### What is required
Rewrite the rows below, starting with the row that contains "- hero-title-line2: to" and going on through the row that contains "30, 543, 64]", and change every "EpicCaptions" to "CaptionCraft" while keeping everything else the same.

### Data taken from a collection
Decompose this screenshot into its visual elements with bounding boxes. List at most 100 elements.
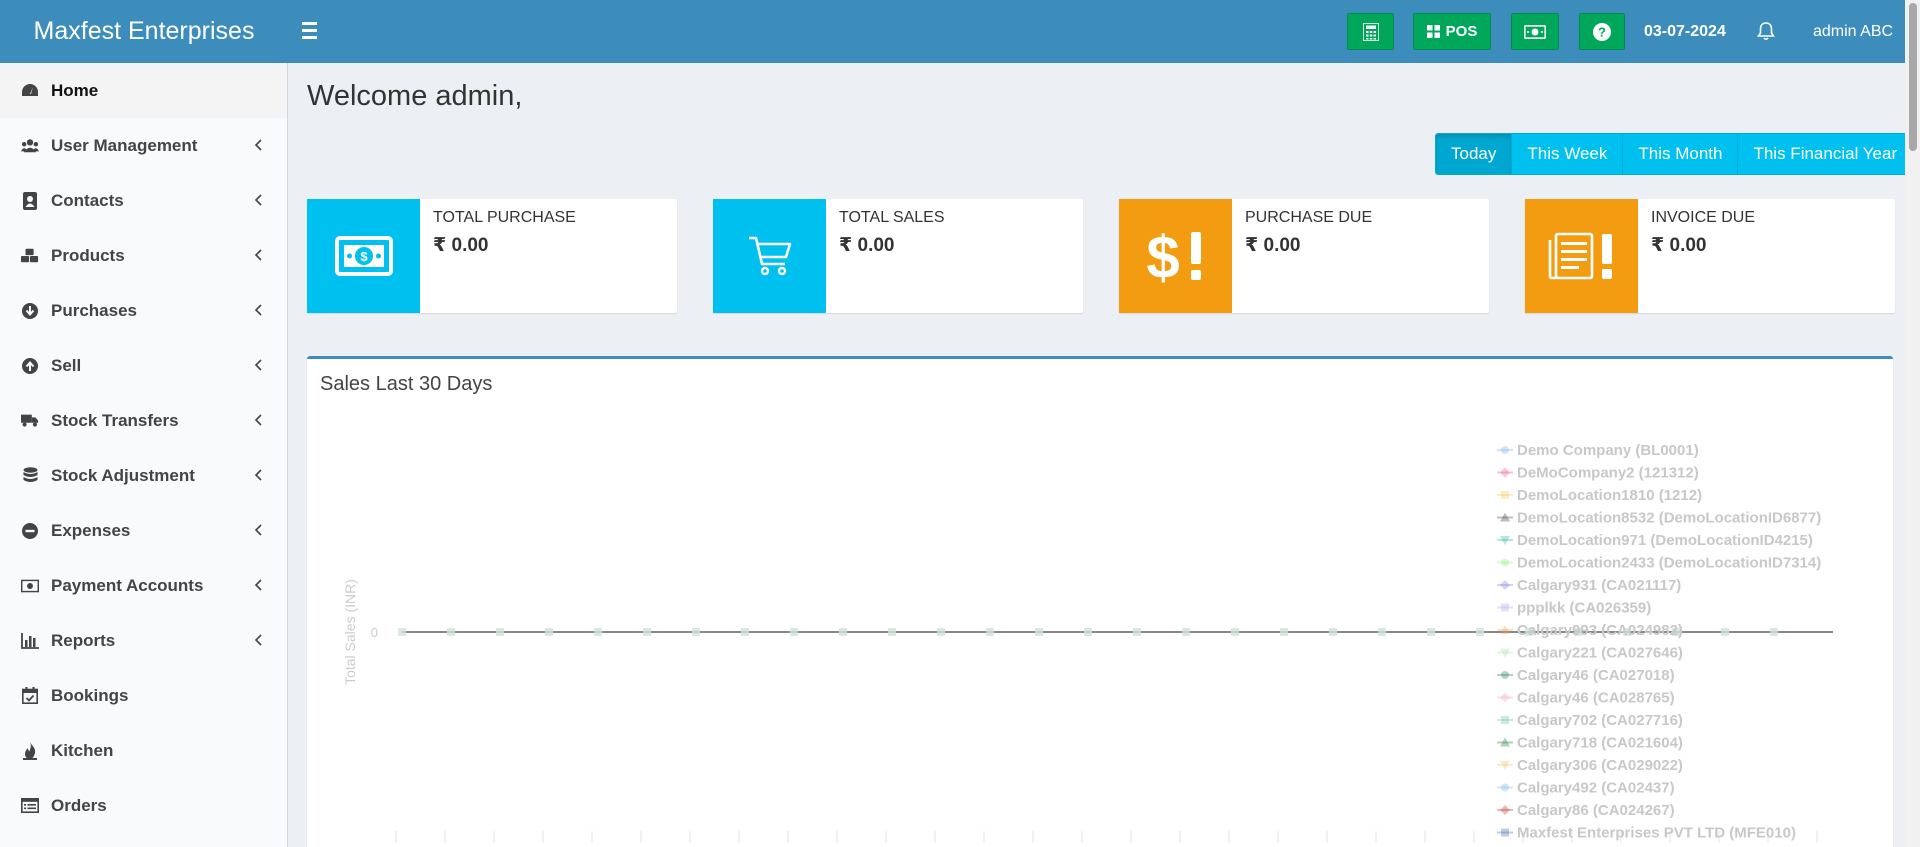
cash-register-button[interactable] xyxy=(1511,13,1559,50)
help-icon: ? xyxy=(1593,22,1611,41)
legend-label: Calgary492 (CA02437) xyxy=(1517,780,1675,797)
sidebar-item-home[interactable]: Home xyxy=(0,63,287,118)
data-point xyxy=(447,628,455,636)
y-tick-label: 0 xyxy=(371,625,378,640)
legend-label: DemoLocation971 (DemoLocationID4215) xyxy=(1517,532,1813,549)
chevron-left-icon xyxy=(254,634,262,646)
sales-line-chart: Total Sales (INR) 0 Demo Company (BL0001) D… xyxy=(342,442,1833,843)
sidebar-item-label: Expenses xyxy=(51,520,131,540)
brand-logo[interactable]: Maxfest Enterprises xyxy=(0,0,288,63)
truck-icon xyxy=(21,412,39,430)
header-date: 03-07-2024 xyxy=(1644,23,1726,40)
data-point xyxy=(1035,628,1043,636)
legend-marker xyxy=(1500,692,1510,703)
data-point xyxy=(1427,628,1435,636)
chevron-left-icon xyxy=(254,194,262,206)
data-point xyxy=(1378,628,1386,636)
legend-marker xyxy=(1501,716,1509,724)
data-point xyxy=(790,628,798,636)
sidebar-item-kitchen[interactable]: Kitchen xyxy=(0,723,287,778)
scrollbar-thumb[interactable] xyxy=(1909,3,1917,151)
data-point xyxy=(1329,628,1337,636)
sidebar-item-label: User Management xyxy=(51,135,198,155)
sidebar-item-label: Kitchen xyxy=(51,740,114,760)
stat-title: PURCHASE DUE xyxy=(1245,209,1373,226)
data-point xyxy=(692,628,700,636)
sidebar-item-sell[interactable]: Sell xyxy=(0,338,287,393)
sidebar-item-contacts[interactable]: Contacts xyxy=(0,173,287,228)
stat-value: ₹ 0.00 xyxy=(1245,235,1301,256)
arrow-down-circle-icon xyxy=(21,302,39,320)
stat-title: TOTAL PURCHASE xyxy=(433,209,576,226)
svg-text:$: $ xyxy=(1146,226,1179,286)
sidebar-item-payment-accounts[interactable]: Payment Accounts xyxy=(0,558,287,613)
data-point xyxy=(1721,628,1729,636)
stat-box-purchase-due: $ PURCHASE DUE ₹ 0.00 xyxy=(1119,199,1489,313)
sidebar-item-stock-adjustment[interactable]: Stock Adjustment xyxy=(0,448,287,503)
chevron-left-icon xyxy=(254,249,262,261)
filter-today-button[interactable]: Today xyxy=(1436,134,1513,174)
bell-icon[interactable] xyxy=(1755,20,1777,42)
data-point xyxy=(1084,628,1092,636)
legend-marker xyxy=(1500,467,1510,478)
legend-label: DeMoCompany2 (121312) xyxy=(1517,465,1699,482)
legend-marker xyxy=(1501,783,1509,792)
pos-icon xyxy=(1426,25,1440,38)
legend-marker xyxy=(1501,603,1509,612)
data-point xyxy=(496,628,504,636)
help-button[interactable]: ? xyxy=(1579,13,1625,50)
legend-label: Demo Company (BL0001) xyxy=(1517,442,1699,459)
data-point xyxy=(1280,628,1288,636)
sidebar-item-label: Stock Transfers xyxy=(51,410,179,430)
legend-marker xyxy=(1501,446,1509,454)
stat-box-total-purchase: $ TOTAL PURCHASE ₹ 0.00 xyxy=(307,199,677,313)
legend-label: Maxfest Enterprises PVT LTD (MFE010) xyxy=(1517,825,1796,842)
stat-title: INVOICE DUE xyxy=(1651,209,1756,226)
users-icon xyxy=(21,137,39,155)
sidebar-item-reports[interactable]: Reports xyxy=(0,613,287,668)
sidebar-item-purchases[interactable]: Purchases xyxy=(0,283,287,338)
sidebar-item-label: Stock Adjustment xyxy=(51,465,195,485)
legend-label: Calgary993 (CA024982) xyxy=(1517,622,1683,639)
pos-label: POS xyxy=(1445,23,1478,40)
sidebar-item-expenses[interactable]: Expenses xyxy=(0,503,287,558)
legend-label: DemoLocation2433 (DemoLocationID7314) xyxy=(1517,555,1821,572)
sidebar-item-label: Reports xyxy=(51,630,116,650)
chevron-left-icon xyxy=(254,139,262,151)
sidebar-item-stock-transfers[interactable]: Stock Transfers xyxy=(0,393,287,448)
sidebar-item-products[interactable]: Products xyxy=(0,228,287,283)
data-point xyxy=(839,628,847,636)
chevron-left-icon xyxy=(254,579,262,591)
contacts-icon xyxy=(21,191,39,210)
svg-text:?: ? xyxy=(1598,24,1606,39)
sidebar-item-orders[interactable]: Orders xyxy=(0,778,287,833)
stat-box-total-sales: TOTAL SALES ₹ 0.00 xyxy=(713,199,1083,313)
filter-this-financial-year-button[interactable]: This Financial Year xyxy=(1738,134,1913,174)
chevron-left-icon xyxy=(254,469,262,481)
pos-button[interactable]: POS xyxy=(1413,13,1491,50)
minus-circle-icon xyxy=(21,522,39,540)
calendar-check-icon xyxy=(21,687,39,705)
legend-marker xyxy=(1501,828,1509,837)
filter-this-week-button[interactable]: This Week xyxy=(1512,134,1624,174)
sidebar-item-label: Home xyxy=(51,80,99,100)
filter-this-month-button[interactable]: This Month xyxy=(1623,134,1739,174)
fire-icon xyxy=(21,741,39,760)
data-point xyxy=(1476,628,1484,636)
stat-value: ₹ 0.00 xyxy=(839,235,895,256)
sidebar-item-bookings[interactable]: Bookings xyxy=(0,668,287,723)
legend-label: DemoLocation1810 (1212) xyxy=(1517,487,1702,504)
legend-label: ppplkk (CA026359) xyxy=(1517,600,1651,617)
sidebar-item-user-management[interactable]: User Management xyxy=(0,118,287,173)
arrow-up-circle-icon xyxy=(21,357,39,375)
legend-label: Calgary46 (CA027018) xyxy=(1517,667,1675,684)
date-range-filter: Today This Week This Month This Financia… xyxy=(1435,133,1914,175)
sidebar: Home User Management Contacts Products P… xyxy=(0,63,288,847)
top-navbar: Maxfest Enterprises POS ? 03-07-2024 adm… xyxy=(0,0,1920,63)
sidebar-item-label: Sell xyxy=(51,355,82,375)
sidebar-toggle-icon[interactable] xyxy=(302,18,324,44)
calculator-button[interactable] xyxy=(1347,13,1394,50)
legend-marker xyxy=(1501,671,1509,679)
user-menu[interactable]: admin ABC xyxy=(1813,0,1893,63)
sidebar-item-label: Bookings xyxy=(51,685,129,705)
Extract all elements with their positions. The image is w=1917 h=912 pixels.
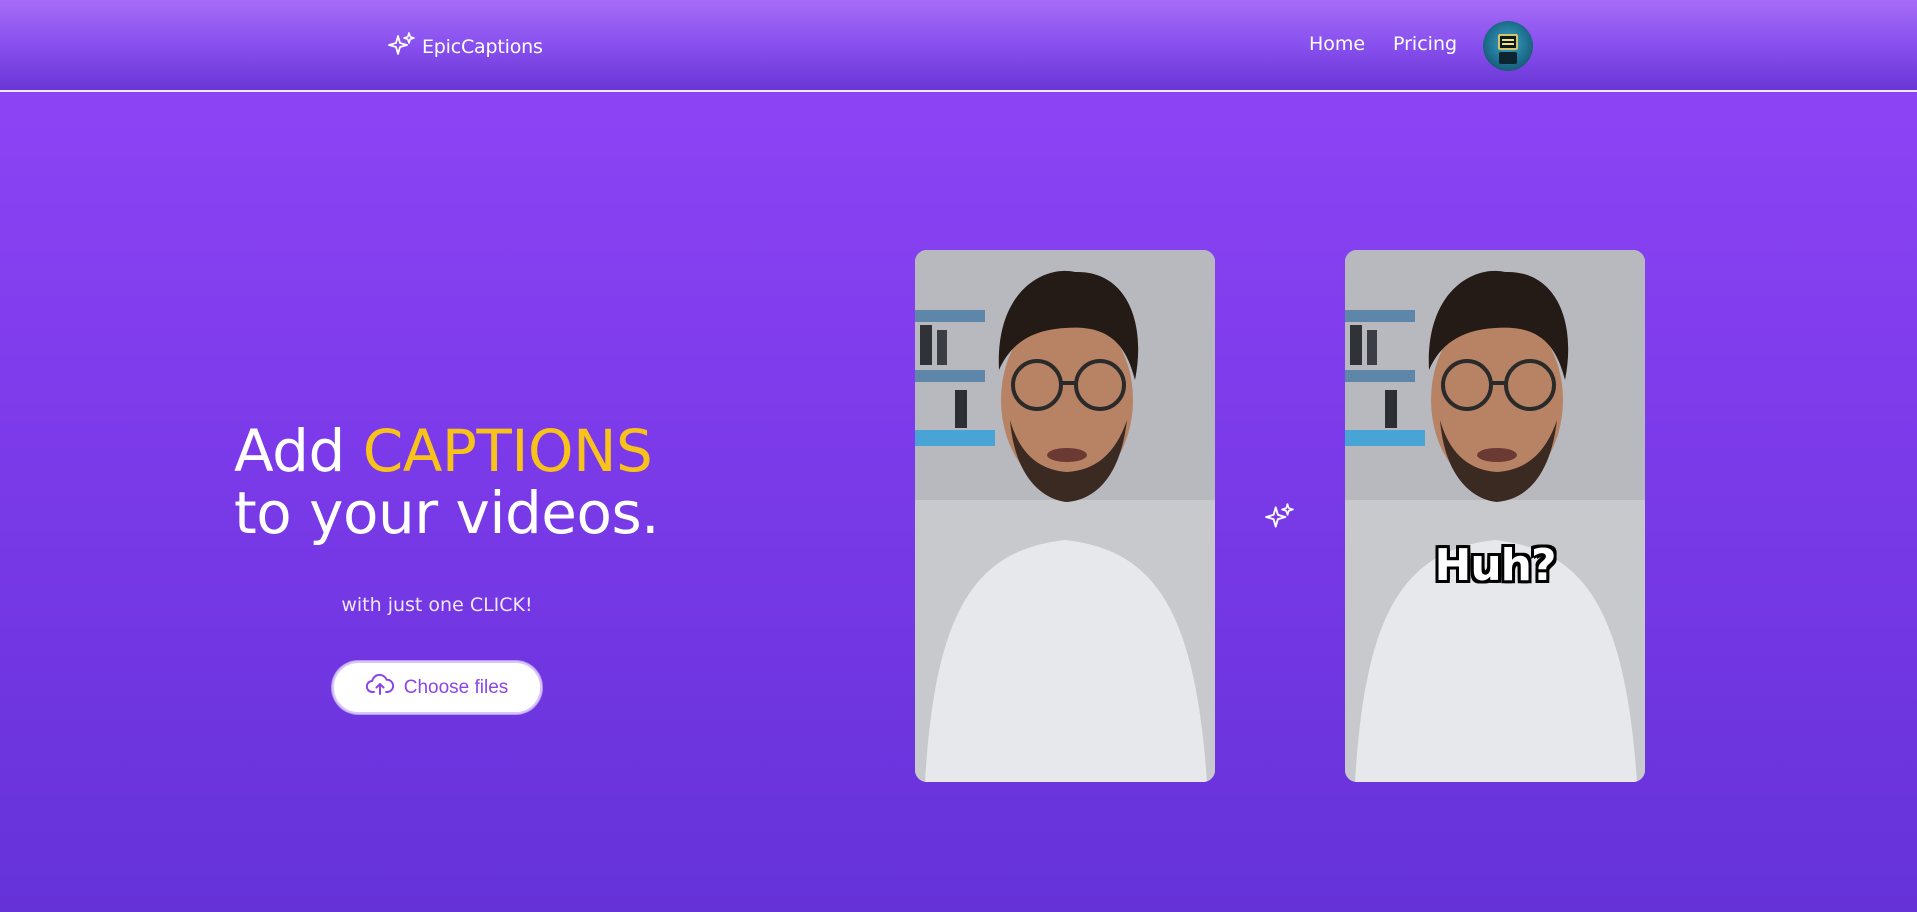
- hero-title-line2: to your videos.: [234, 479, 660, 547]
- video-preview-after: Huh?: [1345, 250, 1645, 782]
- brand-name: EpicCaptions: [422, 36, 543, 58]
- choose-files-button[interactable]: Choose files: [332, 661, 542, 714]
- hero-title: Add CAPTIONS to your videos.: [234, 417, 660, 547]
- hero-title-prefix: Add: [234, 417, 363, 485]
- sparkles-icon: [1265, 502, 1295, 536]
- caption-overlay: Huh?: [1434, 540, 1557, 591]
- cloud-upload-icon: [365, 673, 394, 703]
- avatar-image: [1498, 34, 1518, 50]
- top-navbar: EpicCaptions Home Pricing: [0, 0, 1917, 92]
- choose-files-label: Choose files: [403, 676, 509, 698]
- brand-logo-link[interactable]: EpicCaptions: [388, 30, 543, 64]
- hero-subtitle: with just one CLICK!: [341, 594, 533, 616]
- nav-link-home[interactable]: Home: [1309, 33, 1365, 55]
- hero-title-accent: CAPTIONS: [362, 417, 653, 485]
- user-avatar[interactable]: [1483, 21, 1533, 71]
- sparkles-icon: [388, 31, 416, 63]
- video-preview-before: [915, 250, 1215, 782]
- avatar-image-base: [1499, 52, 1517, 64]
- nav-link-pricing[interactable]: Pricing: [1393, 33, 1457, 55]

### Correct result
- hero-title-line2: to your videos.: [234, 479, 660, 547]
- video-preview-after: Huh?: [1345, 250, 1645, 782]
- brand-name: CaptionCraft: [422, 36, 543, 58]
- choose-files-button[interactable]: Choose files: [332, 661, 542, 714]
- hero-title: Add CAPTIONS to your videos.: [234, 417, 660, 547]
- hero-title-prefix: Add: [234, 417, 363, 485]
- sparkles-icon: [1265, 502, 1295, 536]
- caption-overlay: Huh?: [1434, 540, 1557, 591]
- cloud-upload-icon: [365, 673, 394, 703]
- avatar-image: [1498, 34, 1518, 50]
- top-navbar: CaptionCraft Home Pricing: [0, 0, 1917, 92]
- choose-files-label: Choose files: [403, 676, 509, 698]
- brand-logo-link[interactable]: CaptionCraft: [388, 30, 543, 64]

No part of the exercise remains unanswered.